-- BEGIN Materials provided --

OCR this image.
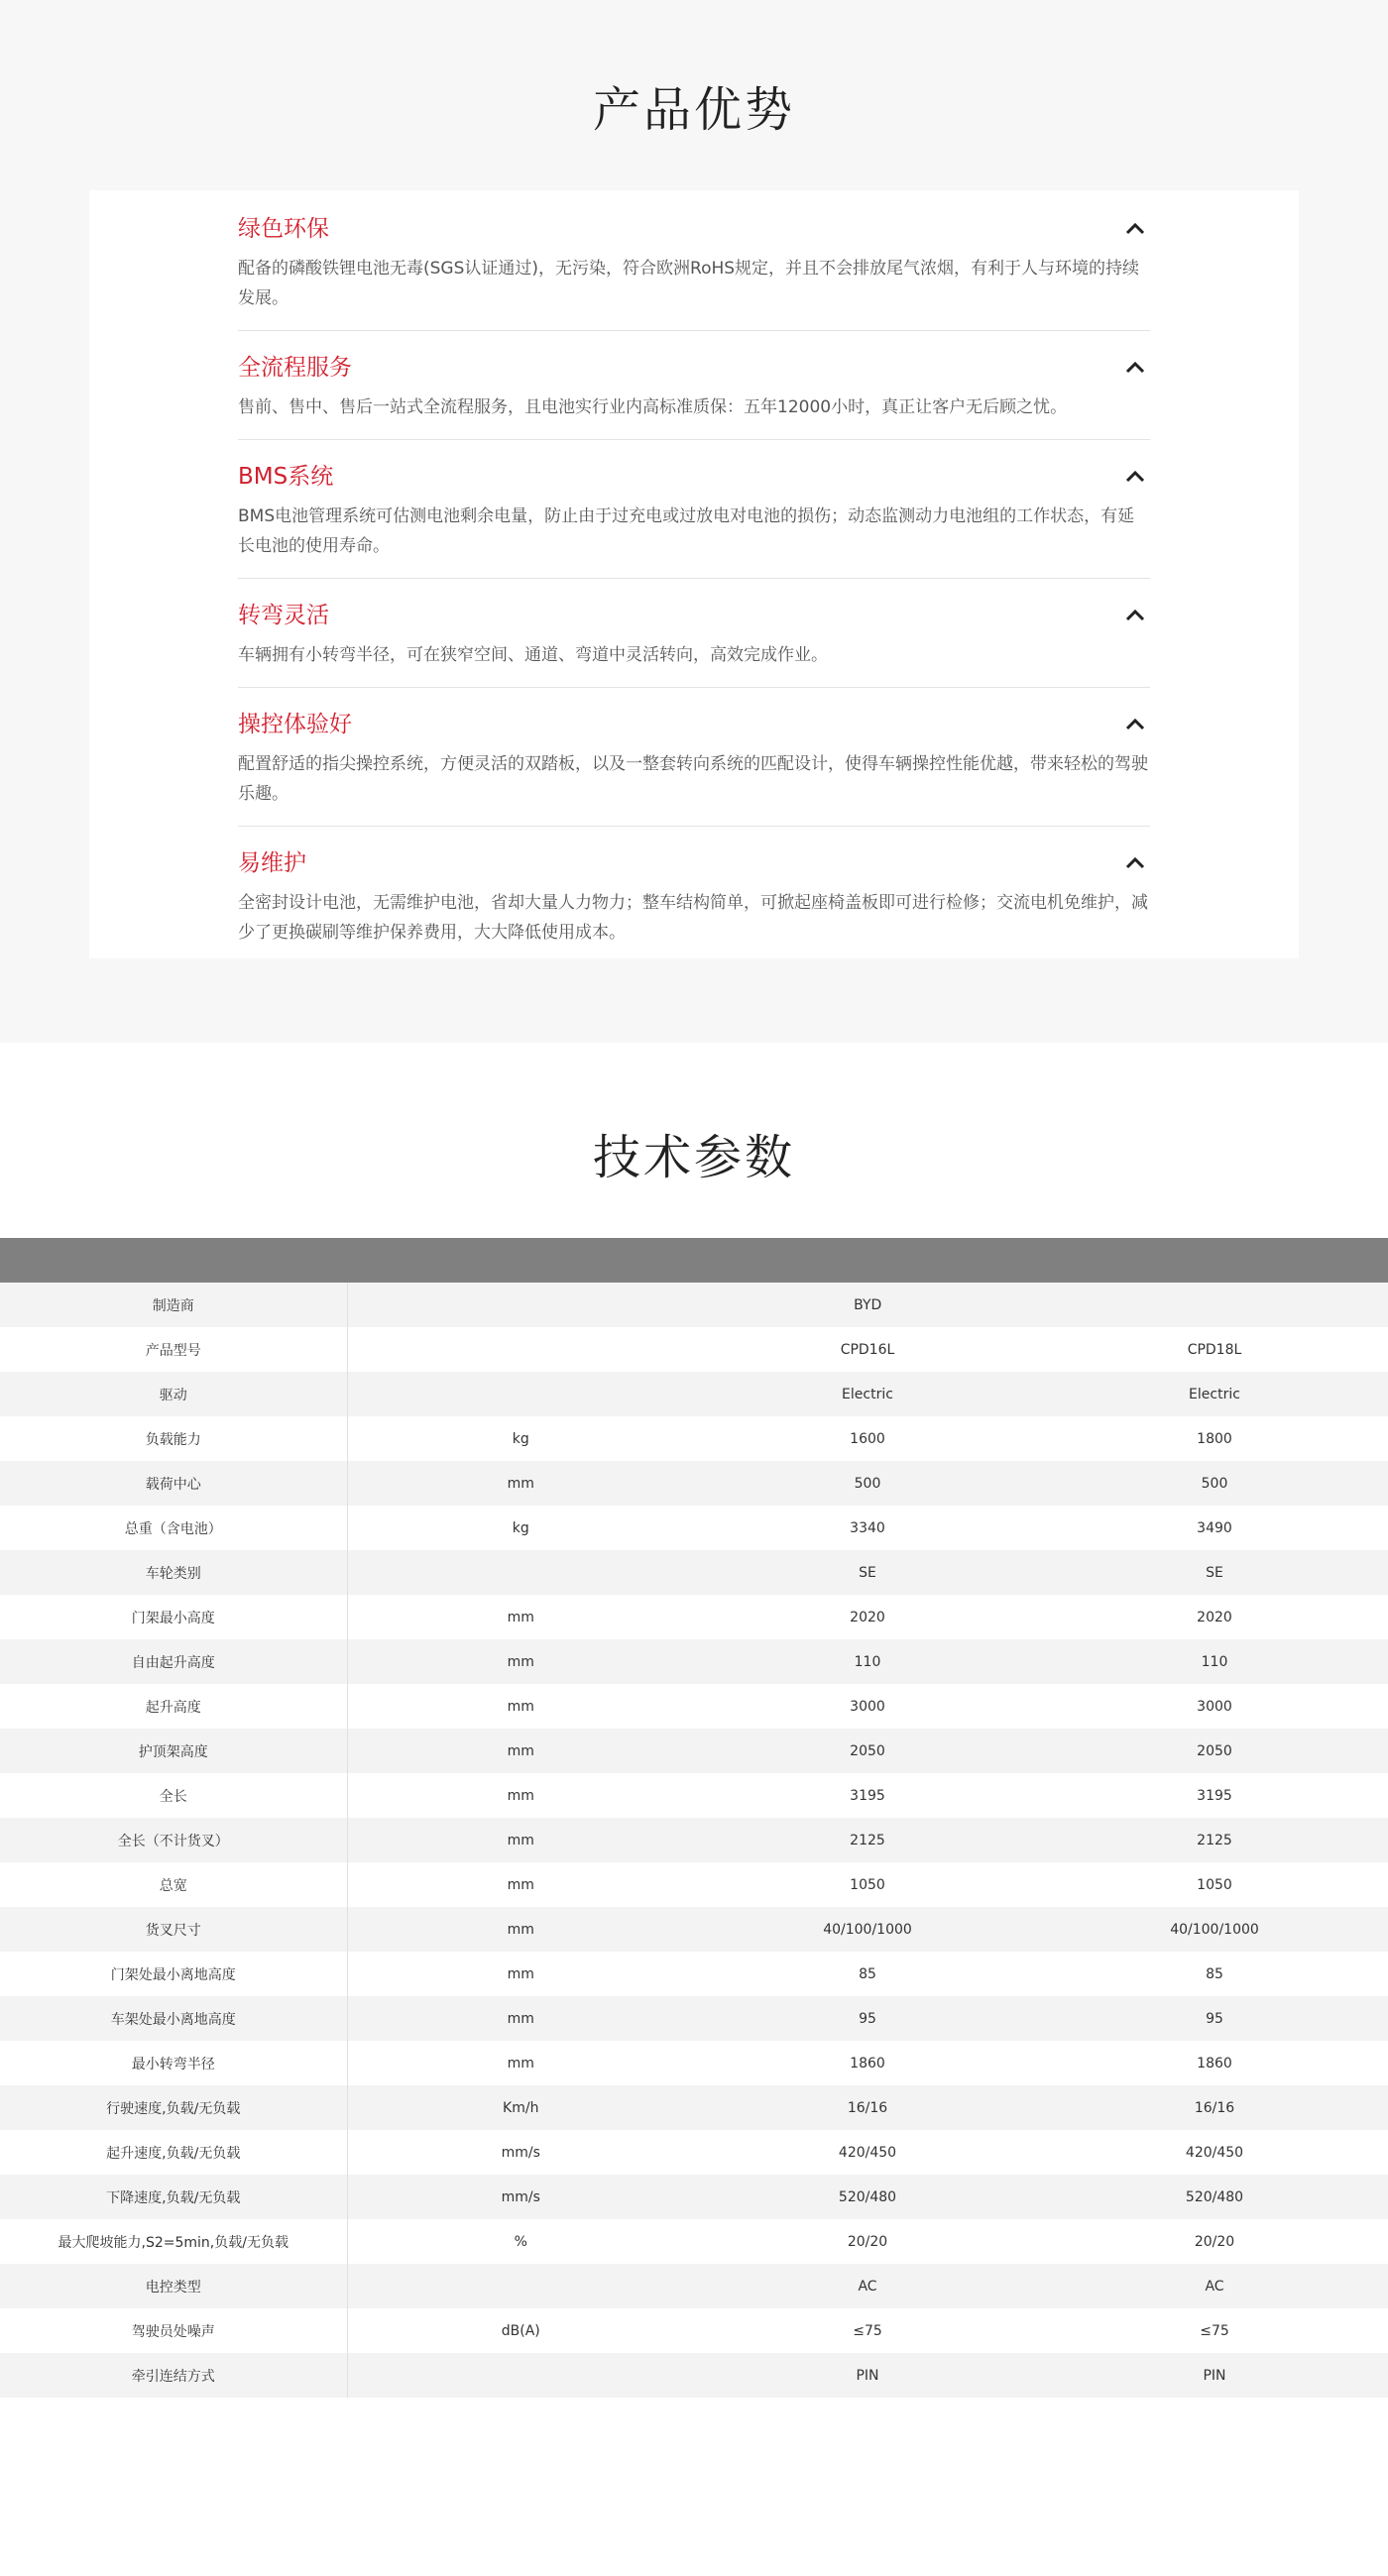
产品优势
绿色环保

配备的磷酸铁锂电池无毒(SGS认证通过)，无污染，符合欧洲RoHS规定，并且不会排放尾气浓烟，有利于人与环境的持续发展。

全流程服务

售前、售中、售后一站式全流程服务，且电池实行业内高标准质保：五年12000小时，真正让客户无后顾之忧。

BMS系统

BMS电池管理系统可估测电池剩余电量，防止由于过充电或过放电对电池的损伤；动态监测动力电池组的工作状态，有延长电池的使用寿命。

转弯灵活

车辆拥有小转弯半径，可在狭窄空间、通道、弯道中灵活转向，高效完成作业。

操控体验好

配置舒适的指尖操控系统，方便灵活的双踏板，以及一整套转向系统的匹配设计，使得车辆操控性能优越，带来轻松的驾驶乐趣。

易维护

全密封设计电池，无需维护电池，省却大量人力物力；整车结构简单，可掀起座椅盖板即可进行检修；交流电机免维护，减少了更换碳刷等维护保养费用，大大降低使用成本。

技术参数

制造商	BYD		
产品型号		CPD16L	CPD18L
驱动		Electric	Electric
负载能力	kg	1600	1800
载荷中心	mm	500	500
总重（含电池）	kg	3340	3490
车轮类别		SE	SE
门架最小高度	mm	2020	2020
自由起升高度	mm	110	110
起升高度	mm	3000	3000
护顶架高度	mm	2050	2050
全长	mm	3195	3195
全长（不计货叉）	mm	2125	2125
总宽	mm	1050	1050
货叉尺寸	mm	40/100/1000	40/100/1000
门架处最小离地高度	mm	85	85
车架处最小离地高度	mm	95	95
最小转弯半径	mm	1860	1860
行驶速度,负载/无负载	Km/h	16/16	16/16
起升速度,负载/无负载	mm/s	420/450	420/450
下降速度,负载/无负载	mm/s	520/480	520/480
最大爬坡能力,S2=5min,负载/无负载	%	20/20	20/20
电控类型		AC	AC
驾驶员处噪声	dB(A)	≤75	≤75
牵引连结方式		PIN	PIN
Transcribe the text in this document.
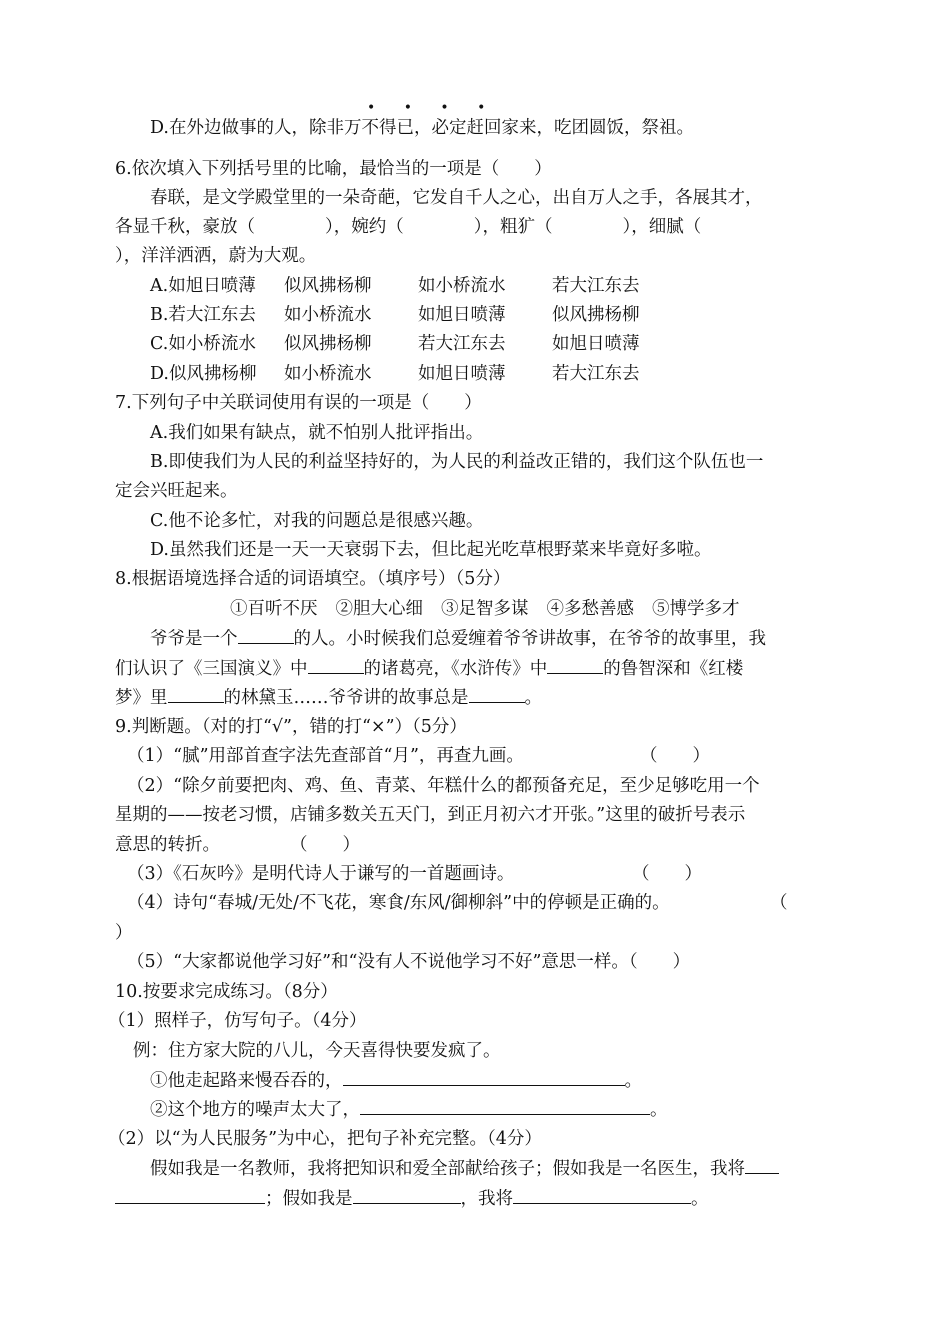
• • • •
D.在外边做事的人，除非万不得已，必定赶回家来，吃团圆饭，祭祖。
6.依次填入下列括号里的比喻，最恰当的一项是（　　）
春联，是文学殿堂里的一朵奇葩，它发自千人之心，出自万人之手，各展其才，
各显千秋，豪放（　　　　），婉约（　　　　），粗犷（　　　　），细腻（
），洋洋洒洒，蔚为大观。
A.如旭日喷薄 似风拂杨柳	如小桥流水	若大江东去
B.若大江东去 如小桥流水	如旭日喷薄	似风拂杨柳
C.如小桥流水 似风拂杨柳	若大江东去	如旭日喷薄
D.似风拂杨柳 如小桥流水	如旭日喷薄	若大江东去
7.下列句子中关联词使用有误的一项是（　　）
A.我们如果有缺点，就不怕别人批评指出。
B.即使我们为人民的利益坚持好的，为人民的利益改正错的，我们这个队伍也一
定会兴旺起来。
C.他不论多忙，对我的问题总是很感兴趣。
D.虽然我们还是一天一天衰弱下去，但比起光吃草根野菜来毕竟好多啦。
8.根据语境选择合适的词语填空。（填序号）（5分）
①百听不厌 ②胆大心细 ③足智多谋 ④多愁善感 ⑤博学多才
爷爷是一个	的人。小时候我们总爱缠着爷爷讲故事，在爷爷的故事里，我
们认识了《三国演义》中	的诸葛亮，《水浒传》中	的鲁智深和《红楼
梦》里	的林黛玉……爷爷讲的故事总是	。
9.判断题。（对的打“√”，错的打“×”）（5分）
（1）“腻”用部首查字法先查部首“月”，再查九画。	（　　）
（2）“除夕前要把肉、鸡、鱼、青菜、年糕什么的都预备充足，至少足够吃用一个
星期的——按老习惯，店铺多数关五天门，到正月初六才开张。”这里的破折号表示
意思的转折。	（　　）
（3）《石灰吟》是明代诗人于谦写的一首题画诗。	（　　）
（4）诗句“春城/无处/不飞花，寒食/东风/御柳斜”中的停顿是正确的。	（
）
（5）“大家都说他学习好”和“没有人不说他学习不好”意思一样。（　　）
10.按要求完成练习。（8分）
（1）照样子，仿写句子。（4分）
例：住方家大院的八儿，今天喜得快要发疯了。
①他走起路来慢吞吞的，	。
②这个地方的噪声太大了，	。
（2）以“为人民服务”为中心，把句子补充完整。（4分）
假如我是一名教师，我将把知识和爱全部献给孩子；假如我是一名医生，我将
；假如我是	，我将	。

-- END Materials provided --

▶ [Problem description]:
Using the material above, set down every line exactly, but skip the pictures.

▶ [The reply]:
OCR this image.
产品优势
绿色环保

配备的磷酸铁锂电池无毒(SGS认证通过)，无污染，符合欧洲RoHS规定，并且不会排放尾气浓烟，有利于人与环境的持续发展。

全流程服务

售前、售中、售后一站式全流程服务，且电池实行业内高标准质保：五年12000小时，真正让客户无后顾之忧。

BMS系统

BMS电池管理系统可估测电池剩余电量，防止由于过充电或过放电对电池的损伤；动态监测动力电池组的工作状态，有延长电池的使用寿命。

转弯灵活

车辆拥有小转弯半径，可在狭窄空间、通道、弯道中灵活转向，高效完成作业。

操控体验好

配置舒适的指尖操控系统，方便灵活的双踏板，以及一整套转向系统的匹配设计，使得车辆操控性能优越，带来轻松的驾驶乐趣。

易维护

全密封设计电池，无需维护电池，省却大量人力物力；整车结构简单，可掀起座椅盖板即可进行检修；交流电机免维护，减少了更换碳刷等维护保养费用，大大降低使用成本。

技术参数

制造商	BYD		
产品型号		CPD16L	CPD18L
驱动		Electric	Electric
负载能力	kg	1600	1800
载荷中心	mm	500	500
总重（含电池）	kg	3340	3490
车轮类别		SE	SE
门架最小高度	mm	2020	2020
自由起升高度	mm	110	110
起升高度	mm	3000	3000
护顶架高度	mm	2050	2050
全长	mm	3195	3195
全长（不计货叉）	mm	2125	2125
总宽	mm	1050	1050
货叉尺寸	mm	40/100/1000	40/100/1000
门架处最小离地高度	mm	85	85
车架处最小离地高度	mm	95	95
最小转弯半径	mm	1860	1860
行驶速度,负载/无负载	Km/h	16/16	16/16
起升速度,负载/无负载	mm/s	420/450	420/450
下降速度,负载/无负载	mm/s	520/480	520/480
最大爬坡能力,S2=5min,负载/无负载	%	20/20	20/20
电控类型		AC	AC
驾驶员处噪声	dB(A)	≤75	≤75
牵引连结方式		PIN	PIN
Transcribe the text in this document.
• • • •
D.在外边做事的人，除非万不得已，必定赶回家来，吃团圆饭，祭祖。
6.依次填入下列括号里的比喻，最恰当的一项是（　　）
春联，是文学殿堂里的一朵奇葩，它发自千人之心，出自万人之手，各展其才，
各显千秋，豪放（　　　　），婉约（　　　　），粗犷（　　　　），细腻（
），洋洋洒洒，蔚为大观。
A.如旭日喷薄 似风拂杨柳	如小桥流水	若大江东去
B.若大江东去 如小桥流水	如旭日喷薄	似风拂杨柳
C.如小桥流水 似风拂杨柳	若大江东去	如旭日喷薄
D.似风拂杨柳 如小桥流水	如旭日喷薄	若大江东去
7.下列句子中关联词使用有误的一项是（　　）
A.我们如果有缺点，就不怕别人批评指出。
B.即使我们为人民的利益坚持好的，为人民的利益改正错的，我们这个队伍也一
定会兴旺起来。
C.他不论多忙，对我的问题总是很感兴趣。
D.虽然我们还是一天一天衰弱下去，但比起光吃草根野菜来毕竟好多啦。
8.根据语境选择合适的词语填空。（填序号）（5分）
①百听不厌 ②胆大心细 ③足智多谋 ④多愁善感 ⑤博学多才
爷爷是一个	的人。小时候我们总爱缠着爷爷讲故事，在爷爷的故事里，我
们认识了《三国演义》中	的诸葛亮，《水浒传》中	的鲁智深和《红楼
梦》里	的林黛玉……爷爷讲的故事总是	。
9.判断题。（对的打“√”，错的打“×”）（5分）
（1）“腻”用部首查字法先查部首“月”，再查九画。	（　　）
（2）“除夕前要把肉、鸡、鱼、青菜、年糕什么的都预备充足，至少足够吃用一个
星期的——按老习惯，店铺多数关五天门，到正月初六才开张。”这里的破折号表示
意思的转折。	（　　）
（3）《石灰吟》是明代诗人于谦写的一首题画诗。	（　　）
（4）诗句“春城/无处/不飞花，寒食/东风/御柳斜”中的停顿是正确的。	（
）
（5）“大家都说他学习好”和“没有人不说他学习不好”意思一样。（　　）
10.按要求完成练习。（8分）
（1）照样子，仿写句子。（4分）
例：住方家大院的八儿，今天喜得快要发疯了。
①他走起路来慢吞吞的，	。
②这个地方的噪声太大了，	。
（2）以“为人民服务”为中心，把句子补充完整。（4分）
假如我是一名教师，我将把知识和爱全部献给孩子；假如我是一名医生，我将
；假如我是	，我将	。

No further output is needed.